__Exercise brief__.
Using the data below, gather each line that includes the word "north".

__Records provided__.
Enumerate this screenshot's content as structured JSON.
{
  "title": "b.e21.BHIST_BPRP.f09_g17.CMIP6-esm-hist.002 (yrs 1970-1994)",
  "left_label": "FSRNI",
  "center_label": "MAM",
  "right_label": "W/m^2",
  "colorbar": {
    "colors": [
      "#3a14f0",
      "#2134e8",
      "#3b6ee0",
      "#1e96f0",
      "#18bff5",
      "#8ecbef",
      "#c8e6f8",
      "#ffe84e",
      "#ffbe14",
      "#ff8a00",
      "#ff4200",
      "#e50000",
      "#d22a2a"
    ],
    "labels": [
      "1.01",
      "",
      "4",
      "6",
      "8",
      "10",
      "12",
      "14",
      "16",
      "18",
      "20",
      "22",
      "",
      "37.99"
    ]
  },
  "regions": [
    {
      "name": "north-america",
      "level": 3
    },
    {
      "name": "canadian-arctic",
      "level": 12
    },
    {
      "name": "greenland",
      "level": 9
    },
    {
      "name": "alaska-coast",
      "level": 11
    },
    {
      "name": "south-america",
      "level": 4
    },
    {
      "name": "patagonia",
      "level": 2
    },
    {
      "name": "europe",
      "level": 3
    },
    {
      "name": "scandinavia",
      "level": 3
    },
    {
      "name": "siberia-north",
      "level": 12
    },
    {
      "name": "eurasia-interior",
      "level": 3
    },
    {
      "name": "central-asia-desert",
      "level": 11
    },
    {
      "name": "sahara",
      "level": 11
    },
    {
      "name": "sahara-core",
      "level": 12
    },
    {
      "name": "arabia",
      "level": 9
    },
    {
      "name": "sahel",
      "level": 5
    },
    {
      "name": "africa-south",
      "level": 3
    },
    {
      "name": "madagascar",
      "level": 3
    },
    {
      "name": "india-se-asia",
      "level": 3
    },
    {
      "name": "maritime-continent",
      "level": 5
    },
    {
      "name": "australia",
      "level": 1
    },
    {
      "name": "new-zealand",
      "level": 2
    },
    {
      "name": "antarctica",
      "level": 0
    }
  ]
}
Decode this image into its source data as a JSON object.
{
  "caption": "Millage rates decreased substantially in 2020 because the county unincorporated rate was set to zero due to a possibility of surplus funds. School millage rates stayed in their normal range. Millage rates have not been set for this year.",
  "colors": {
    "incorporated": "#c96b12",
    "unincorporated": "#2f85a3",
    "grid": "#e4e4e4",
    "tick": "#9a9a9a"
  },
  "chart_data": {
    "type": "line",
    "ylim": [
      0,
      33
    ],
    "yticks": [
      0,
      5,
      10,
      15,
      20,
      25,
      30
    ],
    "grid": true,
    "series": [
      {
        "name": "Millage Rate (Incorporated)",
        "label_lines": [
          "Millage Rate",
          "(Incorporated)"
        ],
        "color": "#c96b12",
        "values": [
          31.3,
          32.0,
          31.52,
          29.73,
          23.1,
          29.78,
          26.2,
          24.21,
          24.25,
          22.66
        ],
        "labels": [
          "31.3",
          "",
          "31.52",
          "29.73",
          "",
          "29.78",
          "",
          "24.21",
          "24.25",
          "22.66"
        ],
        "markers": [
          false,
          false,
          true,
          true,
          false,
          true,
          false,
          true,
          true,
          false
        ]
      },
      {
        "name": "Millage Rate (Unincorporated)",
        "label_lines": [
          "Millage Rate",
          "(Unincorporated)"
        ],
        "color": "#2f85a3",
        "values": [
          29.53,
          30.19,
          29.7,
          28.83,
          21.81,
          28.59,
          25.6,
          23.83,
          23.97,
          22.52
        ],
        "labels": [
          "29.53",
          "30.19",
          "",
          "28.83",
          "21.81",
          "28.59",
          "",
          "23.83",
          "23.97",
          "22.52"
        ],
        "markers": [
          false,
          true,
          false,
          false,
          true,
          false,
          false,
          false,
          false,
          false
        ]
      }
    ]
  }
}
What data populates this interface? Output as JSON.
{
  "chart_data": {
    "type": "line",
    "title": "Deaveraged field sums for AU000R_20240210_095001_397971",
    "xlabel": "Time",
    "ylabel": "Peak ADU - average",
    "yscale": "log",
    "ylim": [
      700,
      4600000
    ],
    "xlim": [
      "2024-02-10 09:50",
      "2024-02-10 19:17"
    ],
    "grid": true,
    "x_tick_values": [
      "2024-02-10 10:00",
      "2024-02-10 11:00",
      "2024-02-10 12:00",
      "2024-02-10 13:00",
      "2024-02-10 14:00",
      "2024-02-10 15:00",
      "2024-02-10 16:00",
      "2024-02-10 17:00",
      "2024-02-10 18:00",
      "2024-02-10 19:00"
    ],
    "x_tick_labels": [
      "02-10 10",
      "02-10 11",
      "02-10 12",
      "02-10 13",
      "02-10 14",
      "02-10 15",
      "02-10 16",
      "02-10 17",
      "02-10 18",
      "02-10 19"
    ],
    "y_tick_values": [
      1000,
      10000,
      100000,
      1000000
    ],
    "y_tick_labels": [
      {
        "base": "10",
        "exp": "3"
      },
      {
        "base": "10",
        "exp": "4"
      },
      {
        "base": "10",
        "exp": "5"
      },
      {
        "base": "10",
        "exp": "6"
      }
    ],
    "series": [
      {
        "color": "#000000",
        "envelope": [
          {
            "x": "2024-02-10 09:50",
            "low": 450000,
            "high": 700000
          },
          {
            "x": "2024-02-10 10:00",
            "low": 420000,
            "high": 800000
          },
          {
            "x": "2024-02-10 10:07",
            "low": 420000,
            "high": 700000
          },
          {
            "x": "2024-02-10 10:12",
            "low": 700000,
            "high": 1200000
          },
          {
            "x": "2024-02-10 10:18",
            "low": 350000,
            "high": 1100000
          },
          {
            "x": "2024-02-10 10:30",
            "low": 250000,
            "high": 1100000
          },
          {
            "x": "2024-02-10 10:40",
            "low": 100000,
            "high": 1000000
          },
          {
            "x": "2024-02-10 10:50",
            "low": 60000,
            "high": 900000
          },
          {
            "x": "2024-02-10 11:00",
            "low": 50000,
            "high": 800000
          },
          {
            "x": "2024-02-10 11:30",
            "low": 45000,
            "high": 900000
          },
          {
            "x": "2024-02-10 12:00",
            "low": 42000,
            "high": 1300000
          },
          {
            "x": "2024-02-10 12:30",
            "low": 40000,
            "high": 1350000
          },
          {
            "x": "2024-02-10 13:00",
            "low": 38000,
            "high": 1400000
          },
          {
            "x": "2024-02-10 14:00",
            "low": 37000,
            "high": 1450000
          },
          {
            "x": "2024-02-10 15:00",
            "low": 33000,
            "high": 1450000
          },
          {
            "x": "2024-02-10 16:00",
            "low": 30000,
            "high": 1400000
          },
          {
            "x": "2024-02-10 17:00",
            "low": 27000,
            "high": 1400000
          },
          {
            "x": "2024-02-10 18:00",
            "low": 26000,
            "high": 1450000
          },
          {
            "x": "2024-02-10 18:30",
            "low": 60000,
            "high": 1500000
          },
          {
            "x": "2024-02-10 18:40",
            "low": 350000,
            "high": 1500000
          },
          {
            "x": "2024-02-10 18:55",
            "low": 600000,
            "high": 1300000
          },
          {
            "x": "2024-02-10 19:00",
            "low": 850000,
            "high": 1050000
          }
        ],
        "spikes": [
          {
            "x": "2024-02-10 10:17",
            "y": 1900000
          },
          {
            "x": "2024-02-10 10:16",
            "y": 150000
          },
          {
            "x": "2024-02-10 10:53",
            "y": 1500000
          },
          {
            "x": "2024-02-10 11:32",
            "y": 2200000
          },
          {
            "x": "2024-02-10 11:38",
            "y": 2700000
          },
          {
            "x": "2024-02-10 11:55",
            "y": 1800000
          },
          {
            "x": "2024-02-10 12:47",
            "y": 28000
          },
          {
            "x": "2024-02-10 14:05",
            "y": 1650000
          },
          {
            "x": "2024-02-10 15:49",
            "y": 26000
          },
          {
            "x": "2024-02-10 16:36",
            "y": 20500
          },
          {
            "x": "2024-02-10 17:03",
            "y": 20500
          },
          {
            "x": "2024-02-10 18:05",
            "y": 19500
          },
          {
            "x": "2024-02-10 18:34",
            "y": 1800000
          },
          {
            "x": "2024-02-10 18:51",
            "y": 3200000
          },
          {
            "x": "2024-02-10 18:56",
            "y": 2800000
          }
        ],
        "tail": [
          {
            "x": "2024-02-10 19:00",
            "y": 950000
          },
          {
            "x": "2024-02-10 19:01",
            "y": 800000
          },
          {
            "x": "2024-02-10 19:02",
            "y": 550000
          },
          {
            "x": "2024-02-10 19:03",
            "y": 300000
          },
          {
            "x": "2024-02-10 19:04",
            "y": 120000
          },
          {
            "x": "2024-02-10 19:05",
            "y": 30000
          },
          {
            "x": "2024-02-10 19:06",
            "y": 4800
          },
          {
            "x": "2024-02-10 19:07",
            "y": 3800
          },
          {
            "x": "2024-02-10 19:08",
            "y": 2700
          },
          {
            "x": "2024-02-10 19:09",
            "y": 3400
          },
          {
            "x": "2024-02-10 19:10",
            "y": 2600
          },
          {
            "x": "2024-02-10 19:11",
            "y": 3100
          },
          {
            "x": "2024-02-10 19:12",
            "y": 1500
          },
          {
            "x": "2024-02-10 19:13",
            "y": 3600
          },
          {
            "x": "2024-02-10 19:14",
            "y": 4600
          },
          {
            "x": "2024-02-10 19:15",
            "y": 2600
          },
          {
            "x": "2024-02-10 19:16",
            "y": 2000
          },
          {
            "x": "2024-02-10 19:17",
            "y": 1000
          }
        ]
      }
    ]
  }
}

__Exercise response__.
      "name": "north-america",
      "name": "siberia-north",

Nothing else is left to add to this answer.